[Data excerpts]
Content starts

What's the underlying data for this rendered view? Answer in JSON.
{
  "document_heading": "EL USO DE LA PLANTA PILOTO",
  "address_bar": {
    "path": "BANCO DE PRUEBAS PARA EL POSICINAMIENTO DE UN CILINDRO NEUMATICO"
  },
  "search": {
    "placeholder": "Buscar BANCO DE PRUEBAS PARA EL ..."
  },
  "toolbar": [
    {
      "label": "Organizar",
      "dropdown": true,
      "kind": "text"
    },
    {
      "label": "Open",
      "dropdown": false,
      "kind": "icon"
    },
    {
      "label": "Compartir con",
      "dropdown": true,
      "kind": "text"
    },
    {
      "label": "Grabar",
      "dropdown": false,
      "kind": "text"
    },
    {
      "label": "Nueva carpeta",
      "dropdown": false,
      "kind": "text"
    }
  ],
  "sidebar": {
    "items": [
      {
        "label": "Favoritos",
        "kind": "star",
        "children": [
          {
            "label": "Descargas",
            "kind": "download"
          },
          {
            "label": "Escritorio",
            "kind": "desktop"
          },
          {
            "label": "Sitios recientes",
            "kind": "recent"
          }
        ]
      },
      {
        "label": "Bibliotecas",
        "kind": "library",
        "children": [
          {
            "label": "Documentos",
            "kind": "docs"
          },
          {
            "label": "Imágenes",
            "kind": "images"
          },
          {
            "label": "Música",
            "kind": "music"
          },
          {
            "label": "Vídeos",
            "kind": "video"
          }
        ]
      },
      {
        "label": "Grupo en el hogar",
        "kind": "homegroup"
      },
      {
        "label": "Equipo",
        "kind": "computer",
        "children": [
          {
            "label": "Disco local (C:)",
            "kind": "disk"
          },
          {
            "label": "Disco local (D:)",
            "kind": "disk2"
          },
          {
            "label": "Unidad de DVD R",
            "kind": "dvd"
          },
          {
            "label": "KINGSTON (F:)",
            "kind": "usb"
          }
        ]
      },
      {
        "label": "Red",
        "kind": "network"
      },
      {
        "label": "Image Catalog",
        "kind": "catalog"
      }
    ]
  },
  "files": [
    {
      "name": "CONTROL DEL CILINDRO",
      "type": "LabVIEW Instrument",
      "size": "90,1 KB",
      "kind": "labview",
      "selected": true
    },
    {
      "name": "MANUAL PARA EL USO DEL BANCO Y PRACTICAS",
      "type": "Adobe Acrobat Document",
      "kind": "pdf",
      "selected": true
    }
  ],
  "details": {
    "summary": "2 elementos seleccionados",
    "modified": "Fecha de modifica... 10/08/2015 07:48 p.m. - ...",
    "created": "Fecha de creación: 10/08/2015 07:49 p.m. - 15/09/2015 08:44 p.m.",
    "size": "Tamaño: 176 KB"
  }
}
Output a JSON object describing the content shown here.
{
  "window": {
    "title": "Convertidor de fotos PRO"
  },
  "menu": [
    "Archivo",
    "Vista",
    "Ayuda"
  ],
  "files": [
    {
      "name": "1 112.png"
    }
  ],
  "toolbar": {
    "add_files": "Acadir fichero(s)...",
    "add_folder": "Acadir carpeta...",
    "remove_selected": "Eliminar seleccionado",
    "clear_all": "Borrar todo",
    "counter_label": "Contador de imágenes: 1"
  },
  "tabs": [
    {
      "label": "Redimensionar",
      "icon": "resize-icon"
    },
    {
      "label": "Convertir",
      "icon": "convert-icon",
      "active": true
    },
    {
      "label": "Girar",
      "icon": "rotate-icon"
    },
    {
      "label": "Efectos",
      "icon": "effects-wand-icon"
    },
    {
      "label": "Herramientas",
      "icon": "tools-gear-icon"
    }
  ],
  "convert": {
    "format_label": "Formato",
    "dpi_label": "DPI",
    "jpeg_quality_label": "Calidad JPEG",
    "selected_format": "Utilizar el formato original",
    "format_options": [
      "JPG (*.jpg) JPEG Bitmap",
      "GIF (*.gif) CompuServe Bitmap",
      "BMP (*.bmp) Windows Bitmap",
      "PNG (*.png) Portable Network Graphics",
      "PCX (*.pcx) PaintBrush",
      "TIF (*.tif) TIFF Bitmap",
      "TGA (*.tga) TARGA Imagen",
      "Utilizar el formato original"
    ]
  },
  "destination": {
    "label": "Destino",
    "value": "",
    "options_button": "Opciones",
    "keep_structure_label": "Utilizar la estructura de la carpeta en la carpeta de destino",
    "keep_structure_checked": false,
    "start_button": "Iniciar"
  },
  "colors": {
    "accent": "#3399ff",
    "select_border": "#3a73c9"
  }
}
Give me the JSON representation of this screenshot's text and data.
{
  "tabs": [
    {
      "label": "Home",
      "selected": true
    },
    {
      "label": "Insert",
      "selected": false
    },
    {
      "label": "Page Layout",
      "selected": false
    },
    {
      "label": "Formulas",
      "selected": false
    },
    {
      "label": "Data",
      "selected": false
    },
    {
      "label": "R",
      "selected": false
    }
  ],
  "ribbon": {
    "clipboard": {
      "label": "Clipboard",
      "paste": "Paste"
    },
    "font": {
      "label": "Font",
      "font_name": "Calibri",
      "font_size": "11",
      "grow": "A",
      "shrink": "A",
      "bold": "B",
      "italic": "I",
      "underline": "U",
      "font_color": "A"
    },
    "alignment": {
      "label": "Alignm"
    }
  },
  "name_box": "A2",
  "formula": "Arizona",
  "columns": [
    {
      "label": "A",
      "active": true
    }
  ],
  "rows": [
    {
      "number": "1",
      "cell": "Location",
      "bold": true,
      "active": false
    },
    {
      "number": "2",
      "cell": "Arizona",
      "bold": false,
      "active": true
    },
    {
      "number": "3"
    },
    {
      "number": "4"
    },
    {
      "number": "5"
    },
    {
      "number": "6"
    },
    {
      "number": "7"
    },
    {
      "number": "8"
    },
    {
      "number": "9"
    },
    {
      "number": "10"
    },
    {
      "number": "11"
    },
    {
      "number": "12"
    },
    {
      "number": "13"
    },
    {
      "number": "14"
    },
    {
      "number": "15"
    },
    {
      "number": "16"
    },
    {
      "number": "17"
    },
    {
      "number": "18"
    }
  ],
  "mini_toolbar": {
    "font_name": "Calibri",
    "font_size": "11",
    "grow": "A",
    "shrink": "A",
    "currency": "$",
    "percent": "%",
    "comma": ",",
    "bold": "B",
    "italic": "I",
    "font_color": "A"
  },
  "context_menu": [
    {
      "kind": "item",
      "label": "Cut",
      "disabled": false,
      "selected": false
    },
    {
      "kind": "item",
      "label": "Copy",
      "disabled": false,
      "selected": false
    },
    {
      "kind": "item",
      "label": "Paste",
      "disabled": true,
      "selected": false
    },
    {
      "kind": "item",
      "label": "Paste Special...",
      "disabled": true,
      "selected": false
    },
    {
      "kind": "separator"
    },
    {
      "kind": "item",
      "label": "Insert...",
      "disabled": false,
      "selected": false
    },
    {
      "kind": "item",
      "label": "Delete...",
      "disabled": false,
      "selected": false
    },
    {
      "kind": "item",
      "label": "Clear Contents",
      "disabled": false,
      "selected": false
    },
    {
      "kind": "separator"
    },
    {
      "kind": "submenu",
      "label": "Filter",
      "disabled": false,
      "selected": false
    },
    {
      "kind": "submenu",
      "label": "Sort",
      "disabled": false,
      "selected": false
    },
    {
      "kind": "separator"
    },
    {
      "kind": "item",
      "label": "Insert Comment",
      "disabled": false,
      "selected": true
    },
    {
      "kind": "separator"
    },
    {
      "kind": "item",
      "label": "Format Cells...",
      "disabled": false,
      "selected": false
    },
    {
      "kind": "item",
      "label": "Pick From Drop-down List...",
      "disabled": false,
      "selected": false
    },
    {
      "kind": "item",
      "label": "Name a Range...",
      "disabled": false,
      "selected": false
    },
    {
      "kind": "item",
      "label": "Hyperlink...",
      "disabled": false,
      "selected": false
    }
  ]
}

Content ends

_EXERCISE GOAL_. Exactly as shown above, return all of the entries.

_RESULT FOR THIS EXERCISE_.
What's the underlying data for this rendered view? Answer in JSON.
{
  "document_heading": "EL USO DE LA PLANTA PILOTO",
  "address_bar": {
    "path": "BANCO DE PRUEBAS PARA EL POSICINAMIENTO DE UN CILINDRO NEUMATICO"
  },
  "search": {
    "placeholder": "Buscar BANCO DE PRUEBAS PARA EL ..."
  },
  "toolbar": [
    {
      "label": "Organizar",
      "dropdown": true,
      "kind": "text"
    },
    {
      "label": "Open",
      "dropdown": false,
      "kind": "icon"
    },
    {
      "label": "Compartir con",
      "dropdown": true,
      "kind": "text"
    },
    {
      "label": "Grabar",
      "dropdown": false,
      "kind": "text"
    },
    {
      "label": "Nueva carpeta",
      "dropdown": false,
      "kind": "text"
    }
  ],
  "sidebar": {
    "items": [
      {
        "label": "Favoritos",
        "kind": "star",
        "children": [
          {
            "label": "Descargas",
            "kind": "download"
          },
          {
            "label": "Escritorio",
            "kind": "desktop"
          },
          {
            "label": "Sitios recientes",
            "kind": "recent"
          }
        ]
      },
      {
        "label": "Bibliotecas",
        "kind": "library",
        "children": [
          {
            "label": "Documentos",
            "kind": "docs"
          },
          {
            "label": "Imágenes",
            "kind": "images"
          },
          {
            "label": "Música",
            "kind": "music"
          },
          {
            "label": "Vídeos",
            "kind": "video"
          }
        ]
      },
      {
        "label": "Grupo en el hogar",
        "kind": "homegroup"
      },
      {
        "label": "Equipo",
        "kind": "computer",
        "children": [
          {
            "label": "Disco local (C:)",
            "kind": "disk"
          },
          {
            "label": "Disco local (D:)",
            "kind": "disk2"
          },
          {
            "label": "Unidad de DVD R",
            "kind": "dvd"
          },
          {
            "label": "KINGSTON (F:)",
            "kind": "usb"
          }
        ]
      },
      {
        "label": "Red",
        "kind": "network"
      },
      {
        "label": "Image Catalog",
        "kind": "catalog"
      }
    ]
  },
  "files": [
    {
      "name": "CONTROL DEL CILINDRO",
      "type": "LabVIEW Instrument",
      "size": "90,1 KB",
      "kind": "labview",
      "selected": true
    },
    {
      "name": "MANUAL PARA EL USO DEL BANCO Y PRACTICAS",
      "type": "Adobe Acrobat Document",
      "kind": "pdf",
      "selected": true
    }
  ],
  "details": {
    "summary": "2 elementos seleccionados",
    "modified": "Fecha de modifica... 10/08/2015 07:48 p.m. - ...",
    "created": "Fecha de creación: 10/08/2015 07:49 p.m. - 15/09/2015 08:44 p.m.",
    "size": "Tamaño: 176 KB"
  }
}
Output a JSON object describing the content shown here.
{
  "window": {
    "title": "Convertidor de fotos PRO"
  },
  "menu": [
    "Archivo",
    "Vista",
    "Ayuda"
  ],
  "files": [
    {
      "name": "1 112.png"
    }
  ],
  "toolbar": {
    "add_files": "Acadir fichero(s)...",
    "add_folder": "Acadir carpeta...",
    "remove_selected": "Eliminar seleccionado",
    "clear_all": "Borrar todo",
    "counter_label": "Contador de imágenes: 1"
  },
  "tabs": [
    {
      "label": "Redimensionar",
      "icon": "resize-icon"
    },
    {
      "label": "Convertir",
      "icon": "convert-icon",
      "active": true
    },
    {
      "label": "Girar",
      "icon": "rotate-icon"
    },
    {
      "label": "Efectos",
      "icon": "effects-wand-icon"
    },
    {
      "label": "Herramientas",
      "icon": "tools-gear-icon"
    }
  ],
  "convert": {
    "format_label": "Formato",
    "dpi_label": "DPI",
    "jpeg_quality_label": "Calidad JPEG",
    "selected_format": "Utilizar el formato original",
    "format_options": [
      "JPG (*.jpg) JPEG Bitmap",
      "GIF (*.gif) CompuServe Bitmap",
      "BMP (*.bmp) Windows Bitmap",
      "PNG (*.png) Portable Network Graphics",
      "PCX (*.pcx) PaintBrush",
      "TIF (*.tif) TIFF Bitmap",
      "TGA (*.tga) TARGA Imagen",
      "Utilizar el formato original"
    ]
  },
  "destination": {
    "label": "Destino",
    "value": "",
    "options_button": "Opciones",
    "keep_structure_label": "Utilizar la estructura de la carpeta en la carpeta de destino",
    "keep_structure_checked": false,
    "start_button": "Iniciar"
  },
  "colors": {
    "accent": "#3399ff",
    "select_border": "#3a73c9"
  }
}
Give me the JSON representation of this screenshot's text and data.
{
  "tabs": [
    {
      "label": "Home",
      "selected": true
    },
    {
      "label": "Insert",
      "selected": false
    },
    {
      "label": "Page Layout",
      "selected": false
    },
    {
      "label": "Formulas",
      "selected": false
    },
    {
      "label": "Data",
      "selected": false
    },
    {
      "label": "R",
      "selected": false
    }
  ],
  "ribbon": {
    "clipboard": {
      "label": "Clipboard",
      "paste": "Paste"
    },
    "font": {
      "label": "Font",
      "font_name": "Calibri",
      "font_size": "11",
      "grow": "A",
      "shrink": "A",
      "bold": "B",
      "italic": "I",
      "underline": "U",
      "font_color": "A"
    },
    "alignment": {
      "label": "Alignm"
    }
  },
  "name_box": "A2",
  "formula": "Arizona",
  "columns": [
    {
      "label": "A",
      "active": true
    }
  ],
  "rows": [
    {
      "number": "1",
      "cell": "Location",
      "bold": true,
      "active": false
    },
    {
      "number": "2",
      "cell": "Arizona",
      "bold": false,
      "active": true
    },
    {
      "number": "3"
    },
    {
      "number": "4"
    },
    {
      "number": "5"
    },
    {
      "number": "6"
    },
    {
      "number": "7"
    },
    {
      "number": "8"
    },
    {
      "number": "9"
    },
    {
      "number": "10"
    },
    {
      "number": "11"
    },
    {
      "number": "12"
    },
    {
      "number": "13"
    },
    {
      "number": "14"
    },
    {
      "number": "15"
    },
    {
      "number": "16"
    },
    {
      "number": "17"
    },
    {
      "number": "18"
    }
  ],
  "mini_toolbar": {
    "font_name": "Calibri",
    "font_size": "11",
    "grow": "A",
    "shrink": "A",
    "currency": "$",
    "percent": "%",
    "comma": ",",
    "bold": "B",
    "italic": "I",
    "font_color": "A"
  },
  "context_menu": [
    {
      "kind": "item",
      "label": "Cut",
      "disabled": false,
      "selected": false
    },
    {
      "kind": "item",
      "label": "Copy",
      "disabled": false,
      "selected": false
    },
    {
      "kind": "item",
      "label": "Paste",
      "disabled": true,
      "selected": false
    },
    {
      "kind": "item",
      "label": "Paste Special...",
      "disabled": true,
      "selected": false
    },
    {
      "kind": "separator"
    },
    {
      "kind": "item",
      "label": "Insert...",
      "disabled": false,
      "selected": false
    },
    {
      "kind": "item",
      "label": "Delete...",
      "disabled": false,
      "selected": false
    },
    {
      "kind": "item",
      "label": "Clear Contents",
      "disabled": false,
      "selected": false
    },
    {
      "kind": "separator"
    },
    {
      "kind": "submenu",
      "label": "Filter",
      "disabled": false,
      "selected": false
    },
    {
      "kind": "submenu",
      "label": "Sort",
      "disabled": false,
      "selected": false
    },
    {
      "kind": "separator"
    },
    {
      "kind": "item",
      "label": "Insert Comment",
      "disabled": false,
      "selected": true
    },
    {
      "kind": "separator"
    },
    {
      "kind": "item",
      "label": "Format Cells...",
      "disabled": false,
      "selected": false
    },
    {
      "kind": "item",
      "label": "Pick From Drop-down List...",
      "disabled": false,
      "selected": false
    },
    {
      "kind": "item",
      "label": "Name a Range...",
      "disabled": false,
      "selected": false
    },
    {
      "kind": "item",
      "label": "Hyperlink...",
      "disabled": false,
      "selected": false
    }
  ]
}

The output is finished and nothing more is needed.